*What the task requires*: Every record that follows should be printed verbatim.

*Stored data*:
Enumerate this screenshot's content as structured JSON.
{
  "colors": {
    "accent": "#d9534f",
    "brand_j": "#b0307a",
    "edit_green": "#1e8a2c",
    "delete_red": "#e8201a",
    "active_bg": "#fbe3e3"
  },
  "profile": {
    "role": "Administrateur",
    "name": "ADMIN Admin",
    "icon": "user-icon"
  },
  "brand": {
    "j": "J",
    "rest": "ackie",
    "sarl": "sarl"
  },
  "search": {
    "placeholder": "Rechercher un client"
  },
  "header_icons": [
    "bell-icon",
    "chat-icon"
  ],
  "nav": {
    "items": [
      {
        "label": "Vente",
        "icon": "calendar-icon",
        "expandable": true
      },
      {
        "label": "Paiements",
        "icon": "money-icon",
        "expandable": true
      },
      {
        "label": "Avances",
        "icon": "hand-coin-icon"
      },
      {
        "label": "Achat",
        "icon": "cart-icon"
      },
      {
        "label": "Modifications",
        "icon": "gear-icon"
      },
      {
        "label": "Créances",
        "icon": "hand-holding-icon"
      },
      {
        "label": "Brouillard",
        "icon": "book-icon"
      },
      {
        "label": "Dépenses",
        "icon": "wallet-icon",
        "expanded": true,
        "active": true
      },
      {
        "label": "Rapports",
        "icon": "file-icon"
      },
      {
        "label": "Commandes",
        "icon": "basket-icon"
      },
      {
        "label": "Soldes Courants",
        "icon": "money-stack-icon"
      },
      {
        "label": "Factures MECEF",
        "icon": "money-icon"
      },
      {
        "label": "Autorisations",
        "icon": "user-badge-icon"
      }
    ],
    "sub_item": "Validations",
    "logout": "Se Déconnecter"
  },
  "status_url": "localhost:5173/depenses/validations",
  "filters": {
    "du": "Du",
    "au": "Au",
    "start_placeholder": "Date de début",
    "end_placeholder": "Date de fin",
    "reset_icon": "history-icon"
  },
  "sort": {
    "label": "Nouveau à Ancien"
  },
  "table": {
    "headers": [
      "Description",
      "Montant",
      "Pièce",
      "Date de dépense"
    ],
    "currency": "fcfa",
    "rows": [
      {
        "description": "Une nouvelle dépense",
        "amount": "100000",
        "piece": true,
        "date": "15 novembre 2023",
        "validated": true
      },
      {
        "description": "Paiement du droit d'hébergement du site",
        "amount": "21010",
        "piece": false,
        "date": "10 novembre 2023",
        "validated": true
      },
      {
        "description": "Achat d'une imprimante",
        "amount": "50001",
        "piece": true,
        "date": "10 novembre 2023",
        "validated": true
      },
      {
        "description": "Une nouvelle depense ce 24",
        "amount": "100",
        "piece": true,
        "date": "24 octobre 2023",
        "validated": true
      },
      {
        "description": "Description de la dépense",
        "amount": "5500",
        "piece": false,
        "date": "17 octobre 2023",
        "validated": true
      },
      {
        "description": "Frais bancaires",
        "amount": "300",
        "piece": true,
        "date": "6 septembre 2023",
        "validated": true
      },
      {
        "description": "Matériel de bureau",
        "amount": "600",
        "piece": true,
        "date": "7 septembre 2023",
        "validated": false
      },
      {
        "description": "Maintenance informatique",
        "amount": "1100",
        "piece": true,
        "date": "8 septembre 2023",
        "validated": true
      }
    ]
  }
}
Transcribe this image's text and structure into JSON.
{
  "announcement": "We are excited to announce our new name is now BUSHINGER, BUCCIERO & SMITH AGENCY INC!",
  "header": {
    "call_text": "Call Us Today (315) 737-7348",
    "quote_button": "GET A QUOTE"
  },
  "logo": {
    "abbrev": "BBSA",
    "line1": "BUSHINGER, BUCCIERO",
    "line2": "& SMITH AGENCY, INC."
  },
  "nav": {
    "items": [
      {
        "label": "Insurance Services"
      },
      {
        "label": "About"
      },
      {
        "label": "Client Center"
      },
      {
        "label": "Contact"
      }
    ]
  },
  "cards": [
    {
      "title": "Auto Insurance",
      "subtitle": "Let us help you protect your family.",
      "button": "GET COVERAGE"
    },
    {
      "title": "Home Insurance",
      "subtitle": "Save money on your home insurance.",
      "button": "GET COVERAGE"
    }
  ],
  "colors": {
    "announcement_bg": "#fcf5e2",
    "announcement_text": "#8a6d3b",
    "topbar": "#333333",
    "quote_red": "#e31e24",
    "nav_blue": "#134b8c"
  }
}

*Final result*:
Enumerate this screenshot's content as structured JSON.
{
  "colors": {
    "accent": "#d9534f",
    "brand_j": "#b0307a",
    "edit_green": "#1e8a2c",
    "delete_red": "#e8201a",
    "active_bg": "#fbe3e3"
  },
  "profile": {
    "role": "Administrateur",
    "name": "ADMIN Admin",
    "icon": "user-icon"
  },
  "brand": {
    "j": "J",
    "rest": "ackie",
    "sarl": "sarl"
  },
  "search": {
    "placeholder": "Rechercher un client"
  },
  "header_icons": [
    "bell-icon",
    "chat-icon"
  ],
  "nav": {
    "items": [
      {
        "label": "Vente",
        "icon": "calendar-icon",
        "expandable": true
      },
      {
        "label": "Paiements",
        "icon": "money-icon",
        "expandable": true
      },
      {
        "label": "Avances",
        "icon": "hand-coin-icon"
      },
      {
        "label": "Achat",
        "icon": "cart-icon"
      },
      {
        "label": "Modifications",
        "icon": "gear-icon"
      },
      {
        "label": "Créances",
        "icon": "hand-holding-icon"
      },
      {
        "label": "Brouillard",
        "icon": "book-icon"
      },
      {
        "label": "Dépenses",
        "icon": "wallet-icon",
        "expanded": true,
        "active": true
      },
      {
        "label": "Rapports",
        "icon": "file-icon"
      },
      {
        "label": "Commandes",
        "icon": "basket-icon"
      },
      {
        "label": "Soldes Courants",
        "icon": "money-stack-icon"
      },
      {
        "label": "Factures MECEF",
        "icon": "money-icon"
      },
      {
        "label": "Autorisations",
        "icon": "user-badge-icon"
      }
    ],
    "sub_item": "Validations",
    "logout": "Se Déconnecter"
  },
  "status_url": "localhost:5173/depenses/validations",
  "filters": {
    "du": "Du",
    "au": "Au",
    "start_placeholder": "Date de début",
    "end_placeholder": "Date de fin",
    "reset_icon": "history-icon"
  },
  "sort": {
    "label": "Nouveau à Ancien"
  },
  "table": {
    "headers": [
      "Description",
      "Montant",
      "Pièce",
      "Date de dépense"
    ],
    "currency": "fcfa",
    "rows": [
      {
        "description": "Une nouvelle dépense",
        "amount": "100000",
        "piece": true,
        "date": "15 novembre 2023",
        "validated": true
      },
      {
        "description": "Paiement du droit d'hébergement du site",
        "amount": "21010",
        "piece": false,
        "date": "10 novembre 2023",
        "validated": true
      },
      {
        "description": "Achat d'une imprimante",
        "amount": "50001",
        "piece": true,
        "date": "10 novembre 2023",
        "validated": true
      },
      {
        "description": "Une nouvelle depense ce 24",
        "amount": "100",
        "piece": true,
        "date": "24 octobre 2023",
        "validated": true
      },
      {
        "description": "Description de la dépense",
        "amount": "5500",
        "piece": false,
        "date": "17 octobre 2023",
        "validated": true
      },
      {
        "description": "Frais bancaires",
        "amount": "300",
        "piece": true,
        "date": "6 septembre 2023",
        "validated": true
      },
      {
        "description": "Matériel de bureau",
        "amount": "600",
        "piece": true,
        "date": "7 septembre 2023",
        "validated": false
      },
      {
        "description": "Maintenance informatique",
        "amount": "1100",
        "piece": true,
        "date": "8 septembre 2023",
        "validated": true
      }
    ]
  }
}
Transcribe this image's text and structure into JSON.
{
  "announcement": "We are excited to announce our new name is now BUSHINGER, BUCCIERO & SMITH AGENCY INC!",
  "header": {
    "call_text": "Call Us Today (315) 737-7348",
    "quote_button": "GET A QUOTE"
  },
  "logo": {
    "abbrev": "BBSA",
    "line1": "BUSHINGER, BUCCIERO",
    "line2": "& SMITH AGENCY, INC."
  },
  "nav": {
    "items": [
      {
        "label": "Insurance Services"
      },
      {
        "label": "About"
      },
      {
        "label": "Client Center"
      },
      {
        "label": "Contact"
      }
    ]
  },
  "cards": [
    {
      "title": "Auto Insurance",
      "subtitle": "Let us help you protect your family.",
      "button": "GET COVERAGE"
    },
    {
      "title": "Home Insurance",
      "subtitle": "Save money on your home insurance.",
      "button": "GET COVERAGE"
    }
  ],
  "colors": {
    "announcement_bg": "#fcf5e2",
    "announcement_text": "#8a6d3b",
    "topbar": "#333333",
    "quote_red": "#e31e24",
    "nav_blue": "#134b8c"
  }
}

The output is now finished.